Selected extract START

Other Considerations
In addition to the above, GINA wellness program regulations may also be implicated if an employer receives too much information when substantiating that an employee received the vaccine, or employees must explain that they are not eligible to receive a vaccine due to health or risk factors. Like under the ADA wellness program rules, wellness program participation must be “voluntary,” under GINA, which means the employer’s incentives for receiving the vaccine must not be so great as to make the employee feel compelled to participate.
Unfortunately, at this point, it is unclear what amount of incentive would make participation involuntary given the EEOC’s recent withdrawal of the proposed wellness regulations, which limited incentives for certain wellness programs to a de minimis amount. Until new regulations are implemented, if the ADA and/or GINA are implicated, employers should take a reasonable approach in evaluating their program to ensure the program is truly voluntary for employees.
Additionally, religious exemptions under Title VII may also apply if an employee must explain why they are declining the vaccine.
For applicable large employers (ALEs), for purposes of the Affordable Care Act (“ACA”) a wellness incentive or surcharge may impact affordability, as wellness incentives (other than solely related to tobacco use) are treated as unearned for purposes of determining whether coverage is “affordable” under the Affordable Care Act, and employees are treated as having to pay the surcharge for “affordability” purposes.

Selected extract END

→ What you will do
Continue the text on vaccine incentives and employer wellness rules from the point where it stops.

Dataset records START

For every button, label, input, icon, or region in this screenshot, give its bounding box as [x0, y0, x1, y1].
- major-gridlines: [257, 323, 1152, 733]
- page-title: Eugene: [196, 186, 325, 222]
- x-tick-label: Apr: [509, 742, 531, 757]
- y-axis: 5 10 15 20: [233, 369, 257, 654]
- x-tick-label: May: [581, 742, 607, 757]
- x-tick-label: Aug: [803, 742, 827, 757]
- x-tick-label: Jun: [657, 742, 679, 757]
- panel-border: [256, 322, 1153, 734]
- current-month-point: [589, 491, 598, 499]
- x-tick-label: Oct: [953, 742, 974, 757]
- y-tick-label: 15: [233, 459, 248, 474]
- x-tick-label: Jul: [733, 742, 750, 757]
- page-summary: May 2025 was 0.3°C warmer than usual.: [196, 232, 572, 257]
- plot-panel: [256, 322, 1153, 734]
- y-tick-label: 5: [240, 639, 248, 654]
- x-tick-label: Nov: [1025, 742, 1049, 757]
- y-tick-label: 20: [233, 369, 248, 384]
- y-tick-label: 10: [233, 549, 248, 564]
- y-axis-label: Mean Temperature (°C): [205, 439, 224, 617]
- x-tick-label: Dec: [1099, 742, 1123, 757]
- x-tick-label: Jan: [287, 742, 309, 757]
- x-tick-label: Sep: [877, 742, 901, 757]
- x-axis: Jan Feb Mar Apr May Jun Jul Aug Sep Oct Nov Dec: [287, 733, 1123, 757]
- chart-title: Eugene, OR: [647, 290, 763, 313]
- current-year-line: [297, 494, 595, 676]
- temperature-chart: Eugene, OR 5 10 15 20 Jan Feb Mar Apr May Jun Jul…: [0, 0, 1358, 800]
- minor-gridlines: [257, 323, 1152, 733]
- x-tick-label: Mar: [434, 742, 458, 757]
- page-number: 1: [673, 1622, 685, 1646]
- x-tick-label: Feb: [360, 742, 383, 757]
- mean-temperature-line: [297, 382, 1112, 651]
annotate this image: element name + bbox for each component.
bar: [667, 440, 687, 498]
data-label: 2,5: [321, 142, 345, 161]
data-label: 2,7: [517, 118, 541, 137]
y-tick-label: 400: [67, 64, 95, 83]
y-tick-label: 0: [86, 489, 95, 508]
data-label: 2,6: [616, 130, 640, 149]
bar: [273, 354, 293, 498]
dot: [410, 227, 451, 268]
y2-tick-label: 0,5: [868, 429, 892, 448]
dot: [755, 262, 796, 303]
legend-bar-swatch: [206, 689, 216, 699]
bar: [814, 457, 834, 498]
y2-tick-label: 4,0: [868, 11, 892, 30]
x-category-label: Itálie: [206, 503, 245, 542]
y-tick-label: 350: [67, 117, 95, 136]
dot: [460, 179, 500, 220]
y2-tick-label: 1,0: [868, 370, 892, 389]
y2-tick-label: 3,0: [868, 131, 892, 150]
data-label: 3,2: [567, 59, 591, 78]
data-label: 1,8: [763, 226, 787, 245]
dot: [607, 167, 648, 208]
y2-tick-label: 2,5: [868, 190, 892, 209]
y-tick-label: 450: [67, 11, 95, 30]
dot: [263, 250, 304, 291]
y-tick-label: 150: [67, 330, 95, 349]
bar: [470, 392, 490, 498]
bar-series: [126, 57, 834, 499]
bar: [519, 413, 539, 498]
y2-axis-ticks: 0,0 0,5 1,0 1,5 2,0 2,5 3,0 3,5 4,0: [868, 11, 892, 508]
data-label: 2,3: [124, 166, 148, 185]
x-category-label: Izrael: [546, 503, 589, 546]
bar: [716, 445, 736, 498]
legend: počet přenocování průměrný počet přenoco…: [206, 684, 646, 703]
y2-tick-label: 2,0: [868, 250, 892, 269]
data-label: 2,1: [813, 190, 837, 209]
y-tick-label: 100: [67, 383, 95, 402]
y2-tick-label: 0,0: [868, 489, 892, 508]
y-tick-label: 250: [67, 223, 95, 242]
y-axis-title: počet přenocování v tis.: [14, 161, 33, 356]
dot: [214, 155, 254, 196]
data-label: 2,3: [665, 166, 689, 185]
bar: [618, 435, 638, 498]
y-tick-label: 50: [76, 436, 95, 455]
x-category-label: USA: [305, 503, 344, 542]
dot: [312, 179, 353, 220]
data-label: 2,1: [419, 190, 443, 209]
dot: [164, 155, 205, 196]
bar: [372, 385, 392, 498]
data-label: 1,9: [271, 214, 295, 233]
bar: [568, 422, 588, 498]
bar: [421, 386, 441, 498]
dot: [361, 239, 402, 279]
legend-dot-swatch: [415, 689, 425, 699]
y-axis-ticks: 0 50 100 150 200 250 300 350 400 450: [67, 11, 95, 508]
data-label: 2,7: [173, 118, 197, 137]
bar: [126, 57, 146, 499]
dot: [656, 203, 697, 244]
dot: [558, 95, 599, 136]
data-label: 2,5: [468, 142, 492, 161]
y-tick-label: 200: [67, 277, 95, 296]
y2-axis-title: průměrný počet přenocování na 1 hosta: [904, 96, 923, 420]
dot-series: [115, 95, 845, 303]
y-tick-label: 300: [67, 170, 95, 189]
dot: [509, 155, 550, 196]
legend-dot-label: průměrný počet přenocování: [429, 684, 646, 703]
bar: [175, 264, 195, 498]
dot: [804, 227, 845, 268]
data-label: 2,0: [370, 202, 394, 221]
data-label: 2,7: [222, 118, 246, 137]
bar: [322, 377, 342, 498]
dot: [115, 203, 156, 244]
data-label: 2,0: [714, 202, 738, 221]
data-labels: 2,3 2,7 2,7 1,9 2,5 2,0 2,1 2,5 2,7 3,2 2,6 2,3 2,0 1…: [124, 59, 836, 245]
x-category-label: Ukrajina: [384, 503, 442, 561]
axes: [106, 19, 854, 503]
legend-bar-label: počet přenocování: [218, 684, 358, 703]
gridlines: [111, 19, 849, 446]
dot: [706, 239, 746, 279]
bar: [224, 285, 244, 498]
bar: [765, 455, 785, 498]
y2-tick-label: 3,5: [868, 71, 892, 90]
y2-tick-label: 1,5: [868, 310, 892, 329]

Dataset records END

→ Written response
Finally, employers should consider any state or local privacy or other laws that may prohibit, limit, or impact any vaccine mandate or incentive program offered by the employer.
Conclusion
Large employers should be on the lookout for the OSHA ETSs and, in the meantime, discuss how they intend to implement the mandate once effective – whether the employer will offer a vaccine and testing blended approach to accommodate employee preference, or whether the employer will outright mandate the vaccine for all employees (taking into consideration any necessary, reasonable accommodations). Small employers may continue to evaluate the approach they intend to take, if any.
If large or small employers intend to implement incentives, they should consider the EEOC’s guidance, applicable federal, state, and local laws, and any potential employee relations issues they may face as they evaluate their options.
For purposes of a mandate, employers should be mindful of the ADA, Title VII, GINA, and applicable state or local laws, and should engage in an individualized analysis of the facts and circumstances of each unvaccinated employee with counsel. Further, small employers should ensure any vaccine requirements serves some business purpose. For example, if an employer has a mostly remote workforce and remote employees do not engage in business travel or directly engage with clients, requiring the vaccine would not likely serve a business purpose.
If employers choose to incentivize receipt of the vaccine, either with cash or other gifts or by creating premium differentials for individuals who show proof of receiving the vaccine, they should ensure the program, or any incentives offered for receiving the vaccine, complies with all applicable laws and regulations and are offered through a bona fide wellness program meeting all wellness program regulations.
We recommend employers work directly with counsel when designing or implementing wellness programs or making employment termination decisions (for those implementing a mandate).